--- Aim ---
The entries below should be transcribed in their entirety, exactly as written.

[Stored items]
========

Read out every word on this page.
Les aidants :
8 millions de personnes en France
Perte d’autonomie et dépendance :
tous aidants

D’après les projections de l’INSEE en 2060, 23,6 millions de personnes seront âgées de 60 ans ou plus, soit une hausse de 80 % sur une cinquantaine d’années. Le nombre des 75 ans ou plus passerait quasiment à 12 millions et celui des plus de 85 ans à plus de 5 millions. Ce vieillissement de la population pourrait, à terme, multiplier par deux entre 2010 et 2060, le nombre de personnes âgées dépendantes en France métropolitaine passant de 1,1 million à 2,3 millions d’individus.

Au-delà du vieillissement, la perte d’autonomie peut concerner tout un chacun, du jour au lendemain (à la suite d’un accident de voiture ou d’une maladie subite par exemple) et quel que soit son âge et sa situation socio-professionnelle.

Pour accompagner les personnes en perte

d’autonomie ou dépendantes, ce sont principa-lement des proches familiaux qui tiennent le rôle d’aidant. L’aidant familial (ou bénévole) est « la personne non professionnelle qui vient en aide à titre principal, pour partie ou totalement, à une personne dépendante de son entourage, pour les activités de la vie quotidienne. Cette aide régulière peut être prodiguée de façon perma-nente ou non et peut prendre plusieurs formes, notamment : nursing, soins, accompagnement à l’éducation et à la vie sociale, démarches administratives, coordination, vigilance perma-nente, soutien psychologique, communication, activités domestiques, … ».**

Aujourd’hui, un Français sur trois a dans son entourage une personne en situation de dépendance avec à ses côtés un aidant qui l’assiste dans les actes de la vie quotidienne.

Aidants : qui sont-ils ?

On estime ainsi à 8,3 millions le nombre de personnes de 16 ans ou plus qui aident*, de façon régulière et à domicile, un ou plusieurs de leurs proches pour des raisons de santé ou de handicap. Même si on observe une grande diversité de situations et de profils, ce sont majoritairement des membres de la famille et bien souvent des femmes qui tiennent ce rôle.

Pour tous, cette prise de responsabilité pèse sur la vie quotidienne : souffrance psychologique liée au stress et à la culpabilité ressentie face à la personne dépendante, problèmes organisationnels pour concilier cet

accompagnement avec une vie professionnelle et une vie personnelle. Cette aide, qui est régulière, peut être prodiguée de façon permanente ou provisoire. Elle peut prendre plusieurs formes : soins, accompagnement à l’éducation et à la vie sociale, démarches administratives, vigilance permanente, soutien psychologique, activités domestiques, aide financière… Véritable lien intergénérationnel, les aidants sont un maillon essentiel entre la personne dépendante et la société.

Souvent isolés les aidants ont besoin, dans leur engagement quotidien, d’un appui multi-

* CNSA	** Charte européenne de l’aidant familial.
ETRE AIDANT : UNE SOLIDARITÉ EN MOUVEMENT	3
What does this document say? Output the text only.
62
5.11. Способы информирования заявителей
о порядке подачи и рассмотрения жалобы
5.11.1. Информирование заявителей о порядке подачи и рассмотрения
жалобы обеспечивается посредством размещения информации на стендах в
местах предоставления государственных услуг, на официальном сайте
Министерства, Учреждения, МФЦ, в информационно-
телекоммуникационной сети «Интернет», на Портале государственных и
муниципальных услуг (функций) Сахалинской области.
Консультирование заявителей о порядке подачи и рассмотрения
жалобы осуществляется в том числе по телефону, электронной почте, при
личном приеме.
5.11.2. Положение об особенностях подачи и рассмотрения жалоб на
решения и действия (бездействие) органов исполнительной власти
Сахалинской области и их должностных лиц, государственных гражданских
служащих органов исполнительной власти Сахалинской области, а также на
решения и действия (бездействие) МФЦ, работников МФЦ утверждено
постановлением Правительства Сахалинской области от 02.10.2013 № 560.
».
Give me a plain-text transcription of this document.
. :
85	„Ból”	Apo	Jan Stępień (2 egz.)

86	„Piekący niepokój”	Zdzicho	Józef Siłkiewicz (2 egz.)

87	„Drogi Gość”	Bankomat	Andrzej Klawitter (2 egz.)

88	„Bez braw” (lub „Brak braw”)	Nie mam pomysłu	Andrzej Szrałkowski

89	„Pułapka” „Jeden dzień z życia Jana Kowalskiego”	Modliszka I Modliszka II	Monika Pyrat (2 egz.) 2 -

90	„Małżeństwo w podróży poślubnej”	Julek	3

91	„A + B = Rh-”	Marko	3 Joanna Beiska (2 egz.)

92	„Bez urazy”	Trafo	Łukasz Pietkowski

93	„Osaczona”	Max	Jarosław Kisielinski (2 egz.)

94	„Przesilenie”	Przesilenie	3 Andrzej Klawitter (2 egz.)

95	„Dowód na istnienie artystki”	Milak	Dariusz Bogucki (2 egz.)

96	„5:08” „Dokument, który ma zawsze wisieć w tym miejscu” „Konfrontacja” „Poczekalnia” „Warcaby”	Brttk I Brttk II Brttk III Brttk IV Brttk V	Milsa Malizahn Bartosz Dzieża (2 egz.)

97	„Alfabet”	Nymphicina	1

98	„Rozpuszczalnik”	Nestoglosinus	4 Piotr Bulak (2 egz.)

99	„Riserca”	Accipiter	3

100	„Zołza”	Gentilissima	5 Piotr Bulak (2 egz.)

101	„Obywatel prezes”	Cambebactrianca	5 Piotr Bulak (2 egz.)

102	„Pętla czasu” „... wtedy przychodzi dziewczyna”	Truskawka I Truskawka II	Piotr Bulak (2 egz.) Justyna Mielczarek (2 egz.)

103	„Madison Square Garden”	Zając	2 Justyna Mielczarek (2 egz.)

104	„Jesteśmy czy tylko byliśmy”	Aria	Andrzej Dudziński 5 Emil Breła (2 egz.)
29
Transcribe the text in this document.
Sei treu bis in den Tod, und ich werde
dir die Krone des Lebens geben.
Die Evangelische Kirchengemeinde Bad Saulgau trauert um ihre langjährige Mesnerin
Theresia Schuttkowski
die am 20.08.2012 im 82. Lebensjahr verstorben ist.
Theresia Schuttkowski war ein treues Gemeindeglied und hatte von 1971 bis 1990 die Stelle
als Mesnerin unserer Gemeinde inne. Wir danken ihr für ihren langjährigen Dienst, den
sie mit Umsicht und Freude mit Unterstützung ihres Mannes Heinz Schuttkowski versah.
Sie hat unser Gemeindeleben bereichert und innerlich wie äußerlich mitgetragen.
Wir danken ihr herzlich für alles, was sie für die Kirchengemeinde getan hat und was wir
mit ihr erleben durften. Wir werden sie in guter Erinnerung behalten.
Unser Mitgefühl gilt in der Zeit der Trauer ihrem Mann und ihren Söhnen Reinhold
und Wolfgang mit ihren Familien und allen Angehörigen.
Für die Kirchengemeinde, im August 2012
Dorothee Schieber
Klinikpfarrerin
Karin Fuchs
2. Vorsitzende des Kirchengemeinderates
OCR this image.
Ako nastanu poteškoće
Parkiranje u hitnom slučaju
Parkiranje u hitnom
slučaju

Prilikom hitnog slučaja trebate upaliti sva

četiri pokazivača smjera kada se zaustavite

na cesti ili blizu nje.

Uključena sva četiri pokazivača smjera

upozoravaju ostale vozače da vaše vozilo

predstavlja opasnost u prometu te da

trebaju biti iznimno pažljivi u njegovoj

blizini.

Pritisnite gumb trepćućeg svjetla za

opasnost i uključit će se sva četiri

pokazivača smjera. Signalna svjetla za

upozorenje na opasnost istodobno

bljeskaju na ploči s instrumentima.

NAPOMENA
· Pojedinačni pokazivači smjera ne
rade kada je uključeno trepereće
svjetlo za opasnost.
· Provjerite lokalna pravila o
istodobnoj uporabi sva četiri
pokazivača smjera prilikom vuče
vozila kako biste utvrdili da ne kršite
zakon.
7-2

========

--- The solution ---
Read out every word on this page.
Les aidants :
8 millions de personnes en France
Perte d’autonomie et dépendance :
tous aidants

D’après les projections de l’INSEE en 2060, 23,6 millions de personnes seront âgées de 60 ans ou plus, soit une hausse de 80 % sur une cinquantaine d’années. Le nombre des 75 ans ou plus passerait quasiment à 12 millions et celui des plus de 85 ans à plus de 5 millions. Ce vieillissement de la population pourrait, à terme, multiplier par deux entre 2010 et 2060, le nombre de personnes âgées dépendantes en France métropolitaine passant de 1,1 million à 2,3 millions d’individus.

Au-delà du vieillissement, la perte d’autonomie peut concerner tout un chacun, du jour au lendemain (à la suite d’un accident de voiture ou d’une maladie subite par exemple) et quel que soit son âge et sa situation socio-professionnelle.

Pour accompagner les personnes en perte

d’autonomie ou dépendantes, ce sont principa-lement des proches familiaux qui tiennent le rôle d’aidant. L’aidant familial (ou bénévole) est « la personne non professionnelle qui vient en aide à titre principal, pour partie ou totalement, à une personne dépendante de son entourage, pour les activités de la vie quotidienne. Cette aide régulière peut être prodiguée de façon perma-nente ou non et peut prendre plusieurs formes, notamment : nursing, soins, accompagnement à l’éducation et à la vie sociale, démarches administratives, coordination, vigilance perma-nente, soutien psychologique, communication, activités domestiques, … ».**

Aujourd’hui, un Français sur trois a dans son entourage une personne en situation de dépendance avec à ses côtés un aidant qui l’assiste dans les actes de la vie quotidienne.

Aidants : qui sont-ils ?

On estime ainsi à 8,3 millions le nombre de personnes de 16 ans ou plus qui aident*, de façon régulière et à domicile, un ou plusieurs de leurs proches pour des raisons de santé ou de handicap. Même si on observe une grande diversité de situations et de profils, ce sont majoritairement des membres de la famille et bien souvent des femmes qui tiennent ce rôle.

Pour tous, cette prise de responsabilité pèse sur la vie quotidienne : souffrance psychologique liée au stress et à la culpabilité ressentie face à la personne dépendante, problèmes organisationnels pour concilier cet

accompagnement avec une vie professionnelle et une vie personnelle. Cette aide, qui est régulière, peut être prodiguée de façon permanente ou provisoire. Elle peut prendre plusieurs formes : soins, accompagnement à l’éducation et à la vie sociale, démarches administratives, vigilance permanente, soutien psychologique, activités domestiques, aide financière… Véritable lien intergénérationnel, les aidants sont un maillon essentiel entre la personne dépendante et la société.

Souvent isolés les aidants ont besoin, dans leur engagement quotidien, d’un appui multi-

* CNSA	** Charte européenne de l’aidant familial.
ETRE AIDANT : UNE SOLIDARITÉ EN MOUVEMENT	3
What does this document say? Output the text only.
62
5.11. Способы информирования заявителей
о порядке подачи и рассмотрения жалобы
5.11.1. Информирование заявителей о порядке подачи и рассмотрения
жалобы обеспечивается посредством размещения информации на стендах в
местах предоставления государственных услуг, на официальном сайте
Министерства, Учреждения, МФЦ, в информационно-
телекоммуникационной сети «Интернет», на Портале государственных и
муниципальных услуг (функций) Сахалинской области.
Консультирование заявителей о порядке подачи и рассмотрения
жалобы осуществляется в том числе по телефону, электронной почте, при
личном приеме.
5.11.2. Положение об особенностях подачи и рассмотрения жалоб на
решения и действия (бездействие) органов исполнительной власти
Сахалинской области и их должностных лиц, государственных гражданских
служащих органов исполнительной власти Сахалинской области, а также на
решения и действия (бездействие) МФЦ, работников МФЦ утверждено
постановлением Правительства Сахалинской области от 02.10.2013 № 560.
».
Give me a plain-text transcription of this document.
. :
85	„Ból”	Apo	Jan Stępień (2 egz.)

86	„Piekący niepokój”	Zdzicho	Józef Siłkiewicz (2 egz.)

87	„Drogi Gość”	Bankomat	Andrzej Klawitter (2 egz.)

88	„Bez braw” (lub „Brak braw”)	Nie mam pomysłu	Andrzej Szrałkowski

89	„Pułapka” „Jeden dzień z życia Jana Kowalskiego”	Modliszka I Modliszka II	Monika Pyrat (2 egz.) 2 -

90	„Małżeństwo w podróży poślubnej”	Julek	3

91	„A + B = Rh-”	Marko	3 Joanna Beiska (2 egz.)

92	„Bez urazy”	Trafo	Łukasz Pietkowski

93	„Osaczona”	Max	Jarosław Kisielinski (2 egz.)

94	„Przesilenie”	Przesilenie	3 Andrzej Klawitter (2 egz.)

95	„Dowód na istnienie artystki”	Milak	Dariusz Bogucki (2 egz.)

96	„5:08” „Dokument, który ma zawsze wisieć w tym miejscu” „Konfrontacja” „Poczekalnia” „Warcaby”	Brttk I Brttk II Brttk III Brttk IV Brttk V	Milsa Malizahn Bartosz Dzieża (2 egz.)

97	„Alfabet”	Nymphicina	1

98	„Rozpuszczalnik”	Nestoglosinus	4 Piotr Bulak (2 egz.)

99	„Riserca”	Accipiter	3

100	„Zołza”	Gentilissima	5 Piotr Bulak (2 egz.)

101	„Obywatel prezes”	Cambebactrianca	5 Piotr Bulak (2 egz.)

102	„Pętla czasu” „... wtedy przychodzi dziewczyna”	Truskawka I Truskawka II	Piotr Bulak (2 egz.) Justyna Mielczarek (2 egz.)

103	„Madison Square Garden”	Zając	2 Justyna Mielczarek (2 egz.)

104	„Jesteśmy czy tylko byliśmy”	Aria	Andrzej Dudziński 5 Emil Breła (2 egz.)
29
Transcribe the text in this document.
Sei treu bis in den Tod, und ich werde
dir die Krone des Lebens geben.
Die Evangelische Kirchengemeinde Bad Saulgau trauert um ihre langjährige Mesnerin
Theresia Schuttkowski
die am 20.08.2012 im 82. Lebensjahr verstorben ist.
Theresia Schuttkowski war ein treues Gemeindeglied und hatte von 1971 bis 1990 die Stelle
als Mesnerin unserer Gemeinde inne. Wir danken ihr für ihren langjährigen Dienst, den
sie mit Umsicht und Freude mit Unterstützung ihres Mannes Heinz Schuttkowski versah.
Sie hat unser Gemeindeleben bereichert und innerlich wie äußerlich mitgetragen.
Wir danken ihr herzlich für alles, was sie für die Kirchengemeinde getan hat und was wir
mit ihr erleben durften. Wir werden sie in guter Erinnerung behalten.
Unser Mitgefühl gilt in der Zeit der Trauer ihrem Mann und ihren Söhnen Reinhold
und Wolfgang mit ihren Familien und allen Angehörigen.
Für die Kirchengemeinde, im August 2012
Dorothee Schieber
Klinikpfarrerin
Karin Fuchs
2. Vorsitzende des Kirchengemeinderates
OCR this image.
Ako nastanu poteškoće
Parkiranje u hitnom slučaju
Parkiranje u hitnom
slučaju

Prilikom hitnog slučaja trebate upaliti sva

četiri pokazivača smjera kada se zaustavite

na cesti ili blizu nje.

Uključena sva četiri pokazivača smjera

upozoravaju ostale vozače da vaše vozilo

predstavlja opasnost u prometu te da

trebaju biti iznimno pažljivi u njegovoj

blizini.

Pritisnite gumb trepćućeg svjetla za

opasnost i uključit će se sva četiri

pokazivača smjera. Signalna svjetla za

upozorenje na opasnost istodobno

bljeskaju na ploči s instrumentima.

NAPOMENA
· Pojedinačni pokazivači smjera ne
rade kada je uključeno trepereće
svjetlo za opasnost.
· Provjerite lokalna pravila o
istodobnoj uporabi sva četiri
pokazivača smjera prilikom vuče
vozila kako biste utvrdili da ne kršite
zakon.
7-2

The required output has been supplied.